Give only the number of lines in the records below that contain the word "structured".

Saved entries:
━━━━
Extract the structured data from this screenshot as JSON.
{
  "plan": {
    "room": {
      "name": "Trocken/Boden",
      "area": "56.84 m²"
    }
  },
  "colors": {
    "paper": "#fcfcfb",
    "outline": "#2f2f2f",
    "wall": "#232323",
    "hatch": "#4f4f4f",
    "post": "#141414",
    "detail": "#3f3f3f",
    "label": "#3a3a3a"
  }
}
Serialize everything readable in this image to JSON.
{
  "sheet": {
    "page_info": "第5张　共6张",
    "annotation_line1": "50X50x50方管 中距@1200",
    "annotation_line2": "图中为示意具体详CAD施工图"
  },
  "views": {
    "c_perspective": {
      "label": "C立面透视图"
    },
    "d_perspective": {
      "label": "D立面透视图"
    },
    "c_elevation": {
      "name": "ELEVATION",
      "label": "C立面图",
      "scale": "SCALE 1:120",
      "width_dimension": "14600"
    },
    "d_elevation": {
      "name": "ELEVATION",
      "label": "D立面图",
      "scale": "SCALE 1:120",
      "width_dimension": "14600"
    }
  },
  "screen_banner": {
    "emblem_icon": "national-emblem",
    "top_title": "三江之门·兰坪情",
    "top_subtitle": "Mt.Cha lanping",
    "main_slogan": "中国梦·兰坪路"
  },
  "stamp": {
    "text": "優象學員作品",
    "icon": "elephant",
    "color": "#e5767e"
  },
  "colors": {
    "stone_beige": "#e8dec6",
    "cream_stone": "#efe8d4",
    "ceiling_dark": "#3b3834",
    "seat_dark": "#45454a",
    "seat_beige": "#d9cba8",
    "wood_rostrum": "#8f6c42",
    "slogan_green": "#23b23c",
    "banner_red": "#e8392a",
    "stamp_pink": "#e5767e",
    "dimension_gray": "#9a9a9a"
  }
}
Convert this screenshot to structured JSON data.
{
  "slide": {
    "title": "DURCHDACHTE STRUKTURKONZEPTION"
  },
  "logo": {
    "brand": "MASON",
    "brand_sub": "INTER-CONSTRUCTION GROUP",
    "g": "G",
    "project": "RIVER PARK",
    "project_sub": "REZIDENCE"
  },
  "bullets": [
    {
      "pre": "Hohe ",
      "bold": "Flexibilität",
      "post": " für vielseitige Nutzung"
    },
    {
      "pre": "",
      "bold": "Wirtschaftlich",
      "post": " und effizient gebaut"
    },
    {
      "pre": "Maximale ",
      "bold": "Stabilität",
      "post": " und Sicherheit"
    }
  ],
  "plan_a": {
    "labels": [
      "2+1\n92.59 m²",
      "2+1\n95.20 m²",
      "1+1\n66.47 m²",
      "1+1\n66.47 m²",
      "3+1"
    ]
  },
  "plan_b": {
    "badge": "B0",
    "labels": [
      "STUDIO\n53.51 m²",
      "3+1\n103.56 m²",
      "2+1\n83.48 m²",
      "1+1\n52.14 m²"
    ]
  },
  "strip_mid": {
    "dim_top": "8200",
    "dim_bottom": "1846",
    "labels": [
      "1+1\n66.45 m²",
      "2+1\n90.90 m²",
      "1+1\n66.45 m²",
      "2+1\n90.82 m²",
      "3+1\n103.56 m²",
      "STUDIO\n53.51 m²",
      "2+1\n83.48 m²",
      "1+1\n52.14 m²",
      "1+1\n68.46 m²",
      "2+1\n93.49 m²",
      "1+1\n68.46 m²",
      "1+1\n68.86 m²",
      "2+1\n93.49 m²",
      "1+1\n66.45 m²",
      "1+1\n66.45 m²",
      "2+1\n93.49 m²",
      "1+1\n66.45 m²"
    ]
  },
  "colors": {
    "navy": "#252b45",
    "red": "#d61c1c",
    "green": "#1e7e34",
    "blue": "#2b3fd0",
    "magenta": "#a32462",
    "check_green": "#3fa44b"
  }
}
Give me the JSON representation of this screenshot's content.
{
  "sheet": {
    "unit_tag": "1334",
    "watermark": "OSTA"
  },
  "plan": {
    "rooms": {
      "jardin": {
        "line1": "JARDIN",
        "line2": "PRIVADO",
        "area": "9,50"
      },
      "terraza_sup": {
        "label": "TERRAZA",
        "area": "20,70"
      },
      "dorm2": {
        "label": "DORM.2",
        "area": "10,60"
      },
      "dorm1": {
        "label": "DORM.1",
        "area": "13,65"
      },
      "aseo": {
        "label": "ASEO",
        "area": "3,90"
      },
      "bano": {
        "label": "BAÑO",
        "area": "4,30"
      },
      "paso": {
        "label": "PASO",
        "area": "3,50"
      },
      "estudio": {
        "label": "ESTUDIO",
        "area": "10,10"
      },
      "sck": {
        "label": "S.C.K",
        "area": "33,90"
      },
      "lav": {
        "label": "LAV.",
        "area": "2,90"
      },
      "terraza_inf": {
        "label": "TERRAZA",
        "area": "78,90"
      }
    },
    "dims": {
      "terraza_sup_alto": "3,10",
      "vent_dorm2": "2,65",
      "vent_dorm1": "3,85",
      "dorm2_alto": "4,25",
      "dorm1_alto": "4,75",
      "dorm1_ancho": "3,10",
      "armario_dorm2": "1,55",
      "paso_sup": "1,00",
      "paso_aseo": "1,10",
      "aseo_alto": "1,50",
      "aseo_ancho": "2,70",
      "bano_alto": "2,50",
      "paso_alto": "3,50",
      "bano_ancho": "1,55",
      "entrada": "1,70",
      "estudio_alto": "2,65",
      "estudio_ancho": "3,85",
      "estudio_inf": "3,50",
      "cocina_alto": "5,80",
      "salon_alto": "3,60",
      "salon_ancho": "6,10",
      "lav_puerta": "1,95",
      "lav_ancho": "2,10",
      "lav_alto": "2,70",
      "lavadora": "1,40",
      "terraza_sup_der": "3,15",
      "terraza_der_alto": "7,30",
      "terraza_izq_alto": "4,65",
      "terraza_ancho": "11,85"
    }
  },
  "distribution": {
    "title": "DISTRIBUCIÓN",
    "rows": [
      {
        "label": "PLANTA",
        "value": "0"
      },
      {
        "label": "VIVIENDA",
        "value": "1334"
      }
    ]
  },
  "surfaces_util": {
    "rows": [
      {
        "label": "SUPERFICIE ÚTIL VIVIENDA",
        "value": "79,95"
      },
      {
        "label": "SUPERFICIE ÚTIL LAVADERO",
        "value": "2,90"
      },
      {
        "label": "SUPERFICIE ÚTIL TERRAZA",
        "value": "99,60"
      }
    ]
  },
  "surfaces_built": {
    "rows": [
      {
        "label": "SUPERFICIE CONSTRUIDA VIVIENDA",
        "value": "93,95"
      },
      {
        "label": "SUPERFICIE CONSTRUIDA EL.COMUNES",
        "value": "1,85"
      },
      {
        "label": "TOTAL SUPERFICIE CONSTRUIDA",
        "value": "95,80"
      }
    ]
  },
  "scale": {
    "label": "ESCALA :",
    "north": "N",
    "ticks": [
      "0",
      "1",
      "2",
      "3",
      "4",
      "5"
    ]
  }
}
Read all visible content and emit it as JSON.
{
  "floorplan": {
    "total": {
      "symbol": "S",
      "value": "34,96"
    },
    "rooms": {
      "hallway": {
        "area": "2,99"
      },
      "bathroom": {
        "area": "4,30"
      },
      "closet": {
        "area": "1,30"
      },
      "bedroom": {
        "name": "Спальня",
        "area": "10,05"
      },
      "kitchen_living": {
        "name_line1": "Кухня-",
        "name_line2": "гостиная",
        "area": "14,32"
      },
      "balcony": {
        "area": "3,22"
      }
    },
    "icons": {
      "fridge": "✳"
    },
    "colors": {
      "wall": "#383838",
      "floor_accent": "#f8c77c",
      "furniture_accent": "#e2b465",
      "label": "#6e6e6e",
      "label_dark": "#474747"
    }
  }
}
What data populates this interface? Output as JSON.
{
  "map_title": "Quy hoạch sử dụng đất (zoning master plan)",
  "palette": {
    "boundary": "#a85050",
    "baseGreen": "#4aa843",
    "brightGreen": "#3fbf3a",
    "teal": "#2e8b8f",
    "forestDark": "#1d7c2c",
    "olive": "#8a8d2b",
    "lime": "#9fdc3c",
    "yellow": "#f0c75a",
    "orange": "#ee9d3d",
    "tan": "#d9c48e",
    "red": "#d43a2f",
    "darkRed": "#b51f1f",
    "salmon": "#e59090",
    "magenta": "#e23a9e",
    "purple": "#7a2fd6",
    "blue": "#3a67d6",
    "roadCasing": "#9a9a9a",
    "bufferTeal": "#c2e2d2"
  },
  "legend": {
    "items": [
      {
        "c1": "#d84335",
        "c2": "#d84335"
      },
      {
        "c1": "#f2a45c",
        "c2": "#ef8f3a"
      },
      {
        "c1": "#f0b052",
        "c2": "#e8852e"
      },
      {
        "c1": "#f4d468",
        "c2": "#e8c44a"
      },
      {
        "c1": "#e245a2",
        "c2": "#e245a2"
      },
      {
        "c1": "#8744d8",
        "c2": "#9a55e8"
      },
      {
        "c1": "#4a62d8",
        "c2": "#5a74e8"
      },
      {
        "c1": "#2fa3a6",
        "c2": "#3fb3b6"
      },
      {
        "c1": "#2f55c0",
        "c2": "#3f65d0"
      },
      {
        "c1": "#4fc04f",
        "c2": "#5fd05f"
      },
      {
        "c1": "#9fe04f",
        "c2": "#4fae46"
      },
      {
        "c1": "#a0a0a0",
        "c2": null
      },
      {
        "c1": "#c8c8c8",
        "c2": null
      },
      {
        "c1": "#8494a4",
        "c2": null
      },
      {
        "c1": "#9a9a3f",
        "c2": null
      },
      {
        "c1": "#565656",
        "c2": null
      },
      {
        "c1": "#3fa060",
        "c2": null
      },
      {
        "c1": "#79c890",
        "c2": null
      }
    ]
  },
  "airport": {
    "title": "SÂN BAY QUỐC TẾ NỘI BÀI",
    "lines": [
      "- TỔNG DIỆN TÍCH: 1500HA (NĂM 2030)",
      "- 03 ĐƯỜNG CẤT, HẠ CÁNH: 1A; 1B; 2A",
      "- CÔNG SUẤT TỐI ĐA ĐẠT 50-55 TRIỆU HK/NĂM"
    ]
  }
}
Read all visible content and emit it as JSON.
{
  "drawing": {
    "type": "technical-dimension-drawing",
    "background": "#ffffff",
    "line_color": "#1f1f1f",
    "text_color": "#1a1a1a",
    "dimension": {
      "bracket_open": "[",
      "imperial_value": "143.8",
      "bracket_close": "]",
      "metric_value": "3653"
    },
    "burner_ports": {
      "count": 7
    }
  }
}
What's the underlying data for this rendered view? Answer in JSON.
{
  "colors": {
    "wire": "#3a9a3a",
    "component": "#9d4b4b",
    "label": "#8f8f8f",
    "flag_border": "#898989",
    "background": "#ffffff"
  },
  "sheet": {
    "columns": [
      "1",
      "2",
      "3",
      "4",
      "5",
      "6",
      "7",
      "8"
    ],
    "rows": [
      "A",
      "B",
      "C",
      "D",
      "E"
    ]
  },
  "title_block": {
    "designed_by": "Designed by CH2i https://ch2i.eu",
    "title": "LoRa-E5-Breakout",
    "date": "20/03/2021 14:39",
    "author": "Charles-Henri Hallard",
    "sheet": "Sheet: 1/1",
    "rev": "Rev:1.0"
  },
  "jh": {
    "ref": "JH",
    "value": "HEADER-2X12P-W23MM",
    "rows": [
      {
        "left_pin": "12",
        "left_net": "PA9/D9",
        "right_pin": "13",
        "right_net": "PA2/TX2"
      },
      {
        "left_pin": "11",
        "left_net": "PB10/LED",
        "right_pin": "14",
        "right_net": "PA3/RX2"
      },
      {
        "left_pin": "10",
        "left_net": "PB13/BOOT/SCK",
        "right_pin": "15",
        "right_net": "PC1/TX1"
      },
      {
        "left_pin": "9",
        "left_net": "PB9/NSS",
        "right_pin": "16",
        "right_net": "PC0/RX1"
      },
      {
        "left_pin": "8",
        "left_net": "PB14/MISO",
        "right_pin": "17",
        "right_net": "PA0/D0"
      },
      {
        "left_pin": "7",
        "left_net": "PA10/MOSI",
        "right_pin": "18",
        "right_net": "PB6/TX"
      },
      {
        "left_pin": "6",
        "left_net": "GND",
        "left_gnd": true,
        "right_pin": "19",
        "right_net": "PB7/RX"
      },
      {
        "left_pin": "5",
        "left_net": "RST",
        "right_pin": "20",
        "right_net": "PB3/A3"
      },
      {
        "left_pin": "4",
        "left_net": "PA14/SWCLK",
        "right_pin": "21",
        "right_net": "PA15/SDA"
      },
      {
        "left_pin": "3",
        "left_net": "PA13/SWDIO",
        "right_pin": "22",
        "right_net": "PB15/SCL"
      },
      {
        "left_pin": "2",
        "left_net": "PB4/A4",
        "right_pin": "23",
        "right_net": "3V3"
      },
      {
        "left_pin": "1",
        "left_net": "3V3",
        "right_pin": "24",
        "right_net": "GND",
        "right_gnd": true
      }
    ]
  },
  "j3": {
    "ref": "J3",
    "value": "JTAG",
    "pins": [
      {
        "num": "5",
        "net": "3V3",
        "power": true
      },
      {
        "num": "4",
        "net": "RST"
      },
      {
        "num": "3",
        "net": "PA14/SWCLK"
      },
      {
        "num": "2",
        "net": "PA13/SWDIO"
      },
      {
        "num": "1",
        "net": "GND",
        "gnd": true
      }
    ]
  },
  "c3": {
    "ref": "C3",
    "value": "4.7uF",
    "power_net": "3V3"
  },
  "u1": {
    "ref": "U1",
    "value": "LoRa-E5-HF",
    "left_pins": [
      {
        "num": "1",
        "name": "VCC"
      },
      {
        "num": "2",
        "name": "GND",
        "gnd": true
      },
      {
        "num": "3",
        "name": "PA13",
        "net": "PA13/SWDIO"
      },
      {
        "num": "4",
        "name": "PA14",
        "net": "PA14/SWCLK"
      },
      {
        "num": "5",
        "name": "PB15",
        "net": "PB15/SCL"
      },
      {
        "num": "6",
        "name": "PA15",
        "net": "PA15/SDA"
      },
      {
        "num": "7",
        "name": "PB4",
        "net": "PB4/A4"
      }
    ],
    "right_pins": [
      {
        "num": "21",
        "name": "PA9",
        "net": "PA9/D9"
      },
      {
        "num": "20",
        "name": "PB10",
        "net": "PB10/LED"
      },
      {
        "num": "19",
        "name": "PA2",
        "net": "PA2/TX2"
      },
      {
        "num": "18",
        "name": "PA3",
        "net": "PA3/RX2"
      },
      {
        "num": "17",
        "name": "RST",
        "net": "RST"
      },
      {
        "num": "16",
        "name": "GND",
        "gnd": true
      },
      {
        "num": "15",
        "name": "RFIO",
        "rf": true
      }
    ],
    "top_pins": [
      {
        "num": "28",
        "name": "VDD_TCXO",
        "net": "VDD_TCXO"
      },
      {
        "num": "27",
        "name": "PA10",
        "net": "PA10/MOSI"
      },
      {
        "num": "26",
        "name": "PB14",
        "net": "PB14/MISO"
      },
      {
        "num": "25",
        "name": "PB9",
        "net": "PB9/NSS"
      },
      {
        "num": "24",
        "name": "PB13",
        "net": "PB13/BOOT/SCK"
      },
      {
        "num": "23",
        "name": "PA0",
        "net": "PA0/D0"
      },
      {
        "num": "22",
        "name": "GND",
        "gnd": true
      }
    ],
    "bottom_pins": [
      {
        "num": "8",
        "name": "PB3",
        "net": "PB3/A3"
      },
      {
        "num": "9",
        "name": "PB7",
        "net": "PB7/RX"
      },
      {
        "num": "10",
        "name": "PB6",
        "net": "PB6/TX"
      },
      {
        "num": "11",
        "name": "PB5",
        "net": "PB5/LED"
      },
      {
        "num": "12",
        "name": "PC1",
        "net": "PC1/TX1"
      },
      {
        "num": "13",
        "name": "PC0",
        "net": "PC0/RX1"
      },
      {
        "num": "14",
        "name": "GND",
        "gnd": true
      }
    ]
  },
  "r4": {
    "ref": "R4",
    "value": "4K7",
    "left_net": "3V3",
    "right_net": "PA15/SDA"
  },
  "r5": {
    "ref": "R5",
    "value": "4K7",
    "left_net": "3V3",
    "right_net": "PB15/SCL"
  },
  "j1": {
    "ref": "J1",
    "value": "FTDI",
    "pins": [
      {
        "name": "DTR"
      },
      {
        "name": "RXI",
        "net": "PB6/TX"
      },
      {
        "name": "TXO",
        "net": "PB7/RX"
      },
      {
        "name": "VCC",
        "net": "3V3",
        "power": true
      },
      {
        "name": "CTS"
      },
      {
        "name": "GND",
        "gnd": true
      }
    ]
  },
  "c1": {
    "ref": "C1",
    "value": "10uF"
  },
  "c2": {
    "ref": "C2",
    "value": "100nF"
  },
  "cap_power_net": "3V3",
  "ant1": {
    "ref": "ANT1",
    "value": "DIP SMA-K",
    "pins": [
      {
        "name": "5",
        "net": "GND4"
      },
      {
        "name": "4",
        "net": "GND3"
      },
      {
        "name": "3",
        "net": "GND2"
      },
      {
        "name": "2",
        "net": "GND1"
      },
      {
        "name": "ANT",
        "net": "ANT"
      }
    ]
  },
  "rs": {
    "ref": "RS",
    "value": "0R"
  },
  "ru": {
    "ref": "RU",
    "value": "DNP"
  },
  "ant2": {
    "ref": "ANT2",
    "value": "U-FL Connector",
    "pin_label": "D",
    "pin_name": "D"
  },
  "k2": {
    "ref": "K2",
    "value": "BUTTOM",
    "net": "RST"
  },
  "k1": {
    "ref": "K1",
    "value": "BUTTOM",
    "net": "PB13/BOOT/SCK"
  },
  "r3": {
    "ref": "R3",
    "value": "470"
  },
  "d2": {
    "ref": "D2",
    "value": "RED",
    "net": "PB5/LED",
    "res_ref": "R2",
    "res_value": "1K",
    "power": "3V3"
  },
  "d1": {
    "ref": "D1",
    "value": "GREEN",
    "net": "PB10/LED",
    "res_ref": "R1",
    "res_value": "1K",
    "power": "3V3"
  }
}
━━━━
▸ Final result:
2